_The problem_
Every line of the records must be repeated exactly; pictures stay out.

** start **

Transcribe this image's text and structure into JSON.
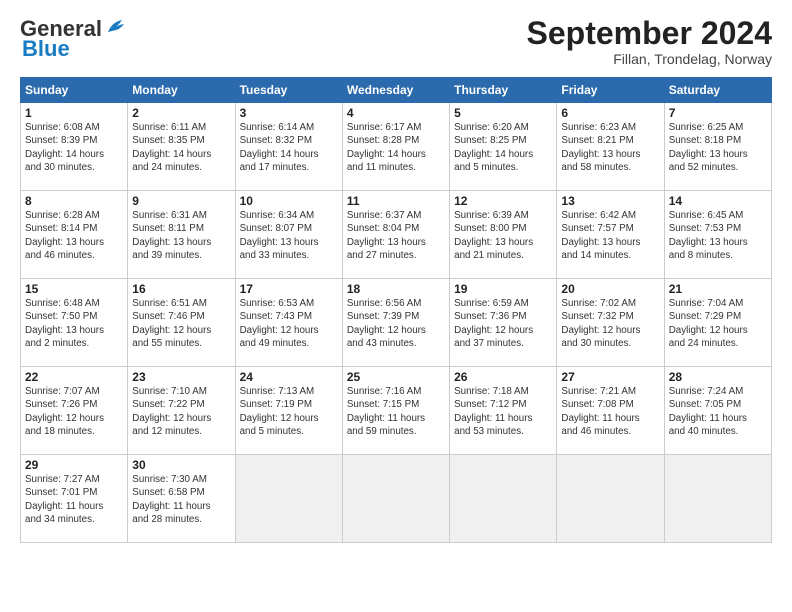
{
  "logo": {
    "line1": "General",
    "line2": "Blue"
  },
  "title": "September 2024",
  "subtitle": "Fillan, Trondelag, Norway",
  "headers": [
    "Sunday",
    "Monday",
    "Tuesday",
    "Wednesday",
    "Thursday",
    "Friday",
    "Saturday"
  ],
  "weeks": [
    [
      {
        "day": "1",
        "detail": "Sunrise: 6:08 AM\nSunset: 8:39 PM\nDaylight: 14 hours\nand 30 minutes."
      },
      {
        "day": "2",
        "detail": "Sunrise: 6:11 AM\nSunset: 8:35 PM\nDaylight: 14 hours\nand 24 minutes."
      },
      {
        "day": "3",
        "detail": "Sunrise: 6:14 AM\nSunset: 8:32 PM\nDaylight: 14 hours\nand 17 minutes."
      },
      {
        "day": "4",
        "detail": "Sunrise: 6:17 AM\nSunset: 8:28 PM\nDaylight: 14 hours\nand 11 minutes."
      },
      {
        "day": "5",
        "detail": "Sunrise: 6:20 AM\nSunset: 8:25 PM\nDaylight: 14 hours\nand 5 minutes."
      },
      {
        "day": "6",
        "detail": "Sunrise: 6:23 AM\nSunset: 8:21 PM\nDaylight: 13 hours\nand 58 minutes."
      },
      {
        "day": "7",
        "detail": "Sunrise: 6:25 AM\nSunset: 8:18 PM\nDaylight: 13 hours\nand 52 minutes."
      }
    ],
    [
      {
        "day": "8",
        "detail": "Sunrise: 6:28 AM\nSunset: 8:14 PM\nDaylight: 13 hours\nand 46 minutes."
      },
      {
        "day": "9",
        "detail": "Sunrise: 6:31 AM\nSunset: 8:11 PM\nDaylight: 13 hours\nand 39 minutes."
      },
      {
        "day": "10",
        "detail": "Sunrise: 6:34 AM\nSunset: 8:07 PM\nDaylight: 13 hours\nand 33 minutes."
      },
      {
        "day": "11",
        "detail": "Sunrise: 6:37 AM\nSunset: 8:04 PM\nDaylight: 13 hours\nand 27 minutes."
      },
      {
        "day": "12",
        "detail": "Sunrise: 6:39 AM\nSunset: 8:00 PM\nDaylight: 13 hours\nand 21 minutes."
      },
      {
        "day": "13",
        "detail": "Sunrise: 6:42 AM\nSunset: 7:57 PM\nDaylight: 13 hours\nand 14 minutes."
      },
      {
        "day": "14",
        "detail": "Sunrise: 6:45 AM\nSunset: 7:53 PM\nDaylight: 13 hours\nand 8 minutes."
      }
    ],
    [
      {
        "day": "15",
        "detail": "Sunrise: 6:48 AM\nSunset: 7:50 PM\nDaylight: 13 hours\nand 2 minutes."
      },
      {
        "day": "16",
        "detail": "Sunrise: 6:51 AM\nSunset: 7:46 PM\nDaylight: 12 hours\nand 55 minutes."
      },
      {
        "day": "17",
        "detail": "Sunrise: 6:53 AM\nSunset: 7:43 PM\nDaylight: 12 hours\nand 49 minutes."
      },
      {
        "day": "18",
        "detail": "Sunrise: 6:56 AM\nSunset: 7:39 PM\nDaylight: 12 hours\nand 43 minutes."
      },
      {
        "day": "19",
        "detail": "Sunrise: 6:59 AM\nSunset: 7:36 PM\nDaylight: 12 hours\nand 37 minutes."
      },
      {
        "day": "20",
        "detail": "Sunrise: 7:02 AM\nSunset: 7:32 PM\nDaylight: 12 hours\nand 30 minutes."
      },
      {
        "day": "21",
        "detail": "Sunrise: 7:04 AM\nSunset: 7:29 PM\nDaylight: 12 hours\nand 24 minutes."
      }
    ],
    [
      {
        "day": "22",
        "detail": "Sunrise: 7:07 AM\nSunset: 7:26 PM\nDaylight: 12 hours\nand 18 minutes."
      },
      {
        "day": "23",
        "detail": "Sunrise: 7:10 AM\nSunset: 7:22 PM\nDaylight: 12 hours\nand 12 minutes."
      },
      {
        "day": "24",
        "detail": "Sunrise: 7:13 AM\nSunset: 7:19 PM\nDaylight: 12 hours\nand 5 minutes."
      },
      {
        "day": "25",
        "detail": "Sunrise: 7:16 AM\nSunset: 7:15 PM\nDaylight: 11 hours\nand 59 minutes."
      },
      {
        "day": "26",
        "detail": "Sunrise: 7:18 AM\nSunset: 7:12 PM\nDaylight: 11 hours\nand 53 minutes."
      },
      {
        "day": "27",
        "detail": "Sunrise: 7:21 AM\nSunset: 7:08 PM\nDaylight: 11 hours\nand 46 minutes."
      },
      {
        "day": "28",
        "detail": "Sunrise: 7:24 AM\nSunset: 7:05 PM\nDaylight: 11 hours\nand 40 minutes."
      }
    ],
    [
      {
        "day": "29",
        "detail": "Sunrise: 7:27 AM\nSunset: 7:01 PM\nDaylight: 11 hours\nand 34 minutes."
      },
      {
        "day": "30",
        "detail": "Sunrise: 7:30 AM\nSunset: 6:58 PM\nDaylight: 11 hours\nand 28 minutes."
      },
      {
        "day": "",
        "detail": ""
      },
      {
        "day": "",
        "detail": ""
      },
      {
        "day": "",
        "detail": ""
      },
      {
        "day": "",
        "detail": ""
      },
      {
        "day": "",
        "detail": ""
      }
    ]
  ]
}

** end **

_Output for this task_
Transcribe this image's text and structure into JSON.
{
  "logo": {
    "line1": "General",
    "line2": "Blue"
  },
  "title": "September 2024",
  "subtitle": "Fillan, Trondelag, Norway",
  "headers": [
    "Sunday",
    "Monday",
    "Tuesday",
    "Wednesday",
    "Thursday",
    "Friday",
    "Saturday"
  ],
  "weeks": [
    [
      {
        "day": "1",
        "detail": "Sunrise: 6:08 AM\nSunset: 8:39 PM\nDaylight: 14 hours\nand 30 minutes."
      },
      {
        "day": "2",
        "detail": "Sunrise: 6:11 AM\nSunset: 8:35 PM\nDaylight: 14 hours\nand 24 minutes."
      },
      {
        "day": "3",
        "detail": "Sunrise: 6:14 AM\nSunset: 8:32 PM\nDaylight: 14 hours\nand 17 minutes."
      },
      {
        "day": "4",
        "detail": "Sunrise: 6:17 AM\nSunset: 8:28 PM\nDaylight: 14 hours\nand 11 minutes."
      },
      {
        "day": "5",
        "detail": "Sunrise: 6:20 AM\nSunset: 8:25 PM\nDaylight: 14 hours\nand 5 minutes."
      },
      {
        "day": "6",
        "detail": "Sunrise: 6:23 AM\nSunset: 8:21 PM\nDaylight: 13 hours\nand 58 minutes."
      },
      {
        "day": "7",
        "detail": "Sunrise: 6:25 AM\nSunset: 8:18 PM\nDaylight: 13 hours\nand 52 minutes."
      }
    ],
    [
      {
        "day": "8",
        "detail": "Sunrise: 6:28 AM\nSunset: 8:14 PM\nDaylight: 13 hours\nand 46 minutes."
      },
      {
        "day": "9",
        "detail": "Sunrise: 6:31 AM\nSunset: 8:11 PM\nDaylight: 13 hours\nand 39 minutes."
      },
      {
        "day": "10",
        "detail": "Sunrise: 6:34 AM\nSunset: 8:07 PM\nDaylight: 13 hours\nand 33 minutes."
      },
      {
        "day": "11",
        "detail": "Sunrise: 6:37 AM\nSunset: 8:04 PM\nDaylight: 13 hours\nand 27 minutes."
      },
      {
        "day": "12",
        "detail": "Sunrise: 6:39 AM\nSunset: 8:00 PM\nDaylight: 13 hours\nand 21 minutes."
      },
      {
        "day": "13",
        "detail": "Sunrise: 6:42 AM\nSunset: 7:57 PM\nDaylight: 13 hours\nand 14 minutes."
      },
      {
        "day": "14",
        "detail": "Sunrise: 6:45 AM\nSunset: 7:53 PM\nDaylight: 13 hours\nand 8 minutes."
      }
    ],
    [
      {
        "day": "15",
        "detail": "Sunrise: 6:48 AM\nSunset: 7:50 PM\nDaylight: 13 hours\nand 2 minutes."
      },
      {
        "day": "16",
        "detail": "Sunrise: 6:51 AM\nSunset: 7:46 PM\nDaylight: 12 hours\nand 55 minutes."
      },
      {
        "day": "17",
        "detail": "Sunrise: 6:53 AM\nSunset: 7:43 PM\nDaylight: 12 hours\nand 49 minutes."
      },
      {
        "day": "18",
        "detail": "Sunrise: 6:56 AM\nSunset: 7:39 PM\nDaylight: 12 hours\nand 43 minutes."
      },
      {
        "day": "19",
        "detail": "Sunrise: 6:59 AM\nSunset: 7:36 PM\nDaylight: 12 hours\nand 37 minutes."
      },
      {
        "day": "20",
        "detail": "Sunrise: 7:02 AM\nSunset: 7:32 PM\nDaylight: 12 hours\nand 30 minutes."
      },
      {
        "day": "21",
        "detail": "Sunrise: 7:04 AM\nSunset: 7:29 PM\nDaylight: 12 hours\nand 24 minutes."
      }
    ],
    [
      {
        "day": "22",
        "detail": "Sunrise: 7:07 AM\nSunset: 7:26 PM\nDaylight: 12 hours\nand 18 minutes."
      },
      {
        "day": "23",
        "detail": "Sunrise: 7:10 AM\nSunset: 7:22 PM\nDaylight: 12 hours\nand 12 minutes."
      },
      {
        "day": "24",
        "detail": "Sunrise: 7:13 AM\nSunset: 7:19 PM\nDaylight: 12 hours\nand 5 minutes."
      },
      {
        "day": "25",
        "detail": "Sunrise: 7:16 AM\nSunset: 7:15 PM\nDaylight: 11 hours\nand 59 minutes."
      },
      {
        "day": "26",
        "detail": "Sunrise: 7:18 AM\nSunset: 7:12 PM\nDaylight: 11 hours\nand 53 minutes."
      },
      {
        "day": "27",
        "detail": "Sunrise: 7:21 AM\nSunset: 7:08 PM\nDaylight: 11 hours\nand 46 minutes."
      },
      {
        "day": "28",
        "detail": "Sunrise: 7:24 AM\nSunset: 7:05 PM\nDaylight: 11 hours\nand 40 minutes."
      }
    ],
    [
      {
        "day": "29",
        "detail": "Sunrise: 7:27 AM\nSunset: 7:01 PM\nDaylight: 11 hours\nand 34 minutes."
      },
      {
        "day": "30",
        "detail": "Sunrise: 7:30 AM\nSunset: 6:58 PM\nDaylight: 11 hours\nand 28 minutes."
      },
      {
        "day": "",
        "detail": ""
      },
      {
        "day": "",
        "detail": ""
      },
      {
        "day": "",
        "detail": ""
      },
      {
        "day": "",
        "detail": ""
      },
      {
        "day": "",
        "detail": ""
      }
    ]
  ]
}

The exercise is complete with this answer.